[Record set]:
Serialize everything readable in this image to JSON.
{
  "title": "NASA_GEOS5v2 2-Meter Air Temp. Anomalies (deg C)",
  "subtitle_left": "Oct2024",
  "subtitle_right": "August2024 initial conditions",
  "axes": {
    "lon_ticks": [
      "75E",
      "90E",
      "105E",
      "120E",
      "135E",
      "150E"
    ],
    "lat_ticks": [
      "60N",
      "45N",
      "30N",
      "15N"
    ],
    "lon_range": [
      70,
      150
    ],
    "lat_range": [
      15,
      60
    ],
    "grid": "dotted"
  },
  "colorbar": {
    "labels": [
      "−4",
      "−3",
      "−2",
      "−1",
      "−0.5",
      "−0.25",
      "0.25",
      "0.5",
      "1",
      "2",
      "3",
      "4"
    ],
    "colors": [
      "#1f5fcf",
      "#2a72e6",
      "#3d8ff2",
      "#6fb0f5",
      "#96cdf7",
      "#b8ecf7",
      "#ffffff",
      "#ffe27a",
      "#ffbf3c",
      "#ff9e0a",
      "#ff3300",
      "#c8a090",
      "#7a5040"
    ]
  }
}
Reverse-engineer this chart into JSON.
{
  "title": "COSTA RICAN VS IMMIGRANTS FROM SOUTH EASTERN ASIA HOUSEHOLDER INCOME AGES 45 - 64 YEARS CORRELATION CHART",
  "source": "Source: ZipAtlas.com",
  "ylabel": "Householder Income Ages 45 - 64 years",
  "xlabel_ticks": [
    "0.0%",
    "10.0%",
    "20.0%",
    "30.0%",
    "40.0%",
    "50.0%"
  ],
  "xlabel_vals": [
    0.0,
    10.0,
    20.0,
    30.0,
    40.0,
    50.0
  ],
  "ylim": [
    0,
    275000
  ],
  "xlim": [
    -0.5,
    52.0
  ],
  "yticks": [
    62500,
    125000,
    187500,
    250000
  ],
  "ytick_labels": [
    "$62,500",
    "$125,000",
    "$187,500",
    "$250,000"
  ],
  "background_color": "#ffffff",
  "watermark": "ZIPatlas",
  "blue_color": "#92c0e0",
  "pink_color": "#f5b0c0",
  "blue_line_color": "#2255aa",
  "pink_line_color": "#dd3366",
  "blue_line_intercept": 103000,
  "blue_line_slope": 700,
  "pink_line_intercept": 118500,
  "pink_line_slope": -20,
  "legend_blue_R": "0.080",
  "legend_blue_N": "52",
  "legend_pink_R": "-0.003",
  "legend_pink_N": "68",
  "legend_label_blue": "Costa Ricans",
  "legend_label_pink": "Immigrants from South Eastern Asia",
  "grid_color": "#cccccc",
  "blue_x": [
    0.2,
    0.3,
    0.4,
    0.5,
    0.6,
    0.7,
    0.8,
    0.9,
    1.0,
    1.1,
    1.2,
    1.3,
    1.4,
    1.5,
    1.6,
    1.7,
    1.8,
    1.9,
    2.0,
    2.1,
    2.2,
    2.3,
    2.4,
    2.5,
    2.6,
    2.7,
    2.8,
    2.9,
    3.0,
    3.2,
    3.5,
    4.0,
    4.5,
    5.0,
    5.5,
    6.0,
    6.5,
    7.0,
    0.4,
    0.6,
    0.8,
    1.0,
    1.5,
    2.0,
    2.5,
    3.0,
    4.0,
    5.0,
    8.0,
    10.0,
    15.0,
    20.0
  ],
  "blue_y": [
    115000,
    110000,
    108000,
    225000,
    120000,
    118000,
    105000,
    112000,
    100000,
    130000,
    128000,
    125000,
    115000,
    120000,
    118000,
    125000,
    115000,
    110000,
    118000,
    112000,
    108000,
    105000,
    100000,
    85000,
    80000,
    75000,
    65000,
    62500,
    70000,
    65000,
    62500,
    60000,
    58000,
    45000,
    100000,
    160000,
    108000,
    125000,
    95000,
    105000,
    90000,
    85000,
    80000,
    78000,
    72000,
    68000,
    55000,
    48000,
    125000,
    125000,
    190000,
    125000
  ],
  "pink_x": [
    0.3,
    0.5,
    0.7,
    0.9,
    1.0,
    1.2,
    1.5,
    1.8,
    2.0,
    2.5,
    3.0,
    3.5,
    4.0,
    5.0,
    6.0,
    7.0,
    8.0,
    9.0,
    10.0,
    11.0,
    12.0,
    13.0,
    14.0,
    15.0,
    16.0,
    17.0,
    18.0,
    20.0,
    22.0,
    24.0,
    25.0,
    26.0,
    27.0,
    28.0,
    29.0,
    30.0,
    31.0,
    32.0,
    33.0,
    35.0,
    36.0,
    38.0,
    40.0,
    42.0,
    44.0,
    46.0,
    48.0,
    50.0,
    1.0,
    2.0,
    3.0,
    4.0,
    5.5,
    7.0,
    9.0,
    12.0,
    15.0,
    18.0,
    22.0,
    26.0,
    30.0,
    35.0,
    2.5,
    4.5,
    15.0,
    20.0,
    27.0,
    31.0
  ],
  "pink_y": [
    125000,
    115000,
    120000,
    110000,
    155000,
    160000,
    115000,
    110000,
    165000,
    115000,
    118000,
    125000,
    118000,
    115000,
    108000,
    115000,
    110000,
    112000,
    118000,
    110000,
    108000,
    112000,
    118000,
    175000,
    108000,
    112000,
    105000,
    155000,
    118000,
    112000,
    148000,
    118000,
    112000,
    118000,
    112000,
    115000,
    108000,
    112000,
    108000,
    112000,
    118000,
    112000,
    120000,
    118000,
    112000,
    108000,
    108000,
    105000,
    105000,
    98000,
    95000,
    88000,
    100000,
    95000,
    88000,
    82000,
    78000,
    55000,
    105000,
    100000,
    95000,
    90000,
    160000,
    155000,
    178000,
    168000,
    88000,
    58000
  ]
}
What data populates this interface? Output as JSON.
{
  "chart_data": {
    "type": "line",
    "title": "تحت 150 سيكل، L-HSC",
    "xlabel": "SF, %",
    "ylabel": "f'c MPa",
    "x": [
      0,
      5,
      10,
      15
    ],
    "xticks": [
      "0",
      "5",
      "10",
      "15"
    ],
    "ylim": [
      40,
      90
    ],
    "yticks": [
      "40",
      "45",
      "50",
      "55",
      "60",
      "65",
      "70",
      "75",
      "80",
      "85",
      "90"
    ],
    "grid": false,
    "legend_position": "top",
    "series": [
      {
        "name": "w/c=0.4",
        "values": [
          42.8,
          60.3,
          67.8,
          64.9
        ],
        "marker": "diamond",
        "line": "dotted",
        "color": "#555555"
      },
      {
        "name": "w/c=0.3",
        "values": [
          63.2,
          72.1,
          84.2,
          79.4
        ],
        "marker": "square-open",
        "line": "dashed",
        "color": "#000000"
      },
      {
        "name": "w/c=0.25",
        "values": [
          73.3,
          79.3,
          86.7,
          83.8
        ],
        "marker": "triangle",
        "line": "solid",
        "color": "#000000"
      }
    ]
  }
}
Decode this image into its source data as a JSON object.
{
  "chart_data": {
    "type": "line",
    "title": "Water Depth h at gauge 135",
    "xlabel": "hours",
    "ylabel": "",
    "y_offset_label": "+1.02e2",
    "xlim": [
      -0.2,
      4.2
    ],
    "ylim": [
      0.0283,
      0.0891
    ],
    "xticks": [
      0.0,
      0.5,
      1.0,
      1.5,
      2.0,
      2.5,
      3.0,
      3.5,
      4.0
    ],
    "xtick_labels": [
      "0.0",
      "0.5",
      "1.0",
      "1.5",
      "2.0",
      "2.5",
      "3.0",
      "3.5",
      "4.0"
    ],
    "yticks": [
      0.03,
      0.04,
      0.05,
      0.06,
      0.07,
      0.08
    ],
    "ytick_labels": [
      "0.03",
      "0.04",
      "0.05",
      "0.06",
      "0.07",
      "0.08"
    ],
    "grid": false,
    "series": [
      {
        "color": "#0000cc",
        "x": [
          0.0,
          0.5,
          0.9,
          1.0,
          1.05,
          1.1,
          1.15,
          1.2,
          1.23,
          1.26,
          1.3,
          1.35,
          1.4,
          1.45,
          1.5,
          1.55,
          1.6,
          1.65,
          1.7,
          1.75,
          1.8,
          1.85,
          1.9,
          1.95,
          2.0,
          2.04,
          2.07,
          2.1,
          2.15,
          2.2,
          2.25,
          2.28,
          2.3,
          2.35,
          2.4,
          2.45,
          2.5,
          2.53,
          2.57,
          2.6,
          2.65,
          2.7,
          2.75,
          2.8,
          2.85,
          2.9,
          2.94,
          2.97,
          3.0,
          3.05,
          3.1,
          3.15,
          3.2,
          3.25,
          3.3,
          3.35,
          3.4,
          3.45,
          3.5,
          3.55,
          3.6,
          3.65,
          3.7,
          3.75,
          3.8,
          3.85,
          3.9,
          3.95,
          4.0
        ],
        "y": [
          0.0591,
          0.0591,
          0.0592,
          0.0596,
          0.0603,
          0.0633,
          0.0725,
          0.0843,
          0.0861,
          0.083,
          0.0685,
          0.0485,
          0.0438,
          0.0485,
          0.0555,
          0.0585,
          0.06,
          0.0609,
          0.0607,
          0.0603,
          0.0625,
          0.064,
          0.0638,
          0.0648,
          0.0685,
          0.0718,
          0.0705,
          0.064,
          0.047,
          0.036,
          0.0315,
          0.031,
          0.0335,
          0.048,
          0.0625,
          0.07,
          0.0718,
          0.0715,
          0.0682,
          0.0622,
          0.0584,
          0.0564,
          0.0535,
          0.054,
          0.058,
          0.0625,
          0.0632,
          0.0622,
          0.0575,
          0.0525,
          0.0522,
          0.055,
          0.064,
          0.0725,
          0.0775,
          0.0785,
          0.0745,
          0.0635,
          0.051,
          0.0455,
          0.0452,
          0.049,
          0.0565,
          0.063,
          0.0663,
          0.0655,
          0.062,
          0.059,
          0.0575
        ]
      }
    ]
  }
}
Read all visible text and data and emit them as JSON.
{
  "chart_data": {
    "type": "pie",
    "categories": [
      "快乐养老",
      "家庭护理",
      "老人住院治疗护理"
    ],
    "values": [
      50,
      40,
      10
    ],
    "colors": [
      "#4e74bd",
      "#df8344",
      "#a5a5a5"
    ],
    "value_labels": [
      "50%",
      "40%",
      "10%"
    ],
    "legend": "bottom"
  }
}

[What is required]:
Determine how many lines of the data contain the word "marker", and reply with that number only.

[Full output]:
3